Request
In the records below, find each line with the word "name" and copy it.

(Rows from a dataset)
##########

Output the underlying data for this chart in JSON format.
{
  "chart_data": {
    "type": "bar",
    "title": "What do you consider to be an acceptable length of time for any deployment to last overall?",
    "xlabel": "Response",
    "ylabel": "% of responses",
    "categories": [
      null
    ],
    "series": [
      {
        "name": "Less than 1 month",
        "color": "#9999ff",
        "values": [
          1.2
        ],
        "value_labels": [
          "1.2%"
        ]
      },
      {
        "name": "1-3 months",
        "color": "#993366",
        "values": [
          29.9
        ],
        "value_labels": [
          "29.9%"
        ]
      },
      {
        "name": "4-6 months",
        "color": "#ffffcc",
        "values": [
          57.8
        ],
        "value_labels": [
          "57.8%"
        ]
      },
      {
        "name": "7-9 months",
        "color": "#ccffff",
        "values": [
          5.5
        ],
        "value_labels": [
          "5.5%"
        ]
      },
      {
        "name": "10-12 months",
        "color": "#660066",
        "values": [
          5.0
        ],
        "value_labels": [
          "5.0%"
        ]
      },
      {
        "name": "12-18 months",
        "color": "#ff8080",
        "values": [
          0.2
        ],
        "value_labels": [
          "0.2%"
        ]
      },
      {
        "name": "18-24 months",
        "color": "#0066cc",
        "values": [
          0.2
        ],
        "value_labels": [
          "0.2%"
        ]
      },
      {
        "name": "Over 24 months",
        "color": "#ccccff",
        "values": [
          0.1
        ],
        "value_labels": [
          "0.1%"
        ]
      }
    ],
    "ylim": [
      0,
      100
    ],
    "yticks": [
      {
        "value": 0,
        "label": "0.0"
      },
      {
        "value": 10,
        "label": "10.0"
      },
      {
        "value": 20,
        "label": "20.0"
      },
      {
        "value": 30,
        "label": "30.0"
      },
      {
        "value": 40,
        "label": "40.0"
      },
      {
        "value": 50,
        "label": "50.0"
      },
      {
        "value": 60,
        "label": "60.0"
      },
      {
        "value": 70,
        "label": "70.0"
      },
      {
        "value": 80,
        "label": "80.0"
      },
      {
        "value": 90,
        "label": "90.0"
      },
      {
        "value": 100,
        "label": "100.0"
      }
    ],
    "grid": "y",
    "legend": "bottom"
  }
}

##########

Problem solution
        "name": "Less than 1 month",
        "name": "1-3 months",
        "name": "4-6 months",
        "name": "7-9 months",
        "name": "10-12 months",
        "name": "12-18 months",
        "name": "18-24 months",
        "name": "Over 24 months",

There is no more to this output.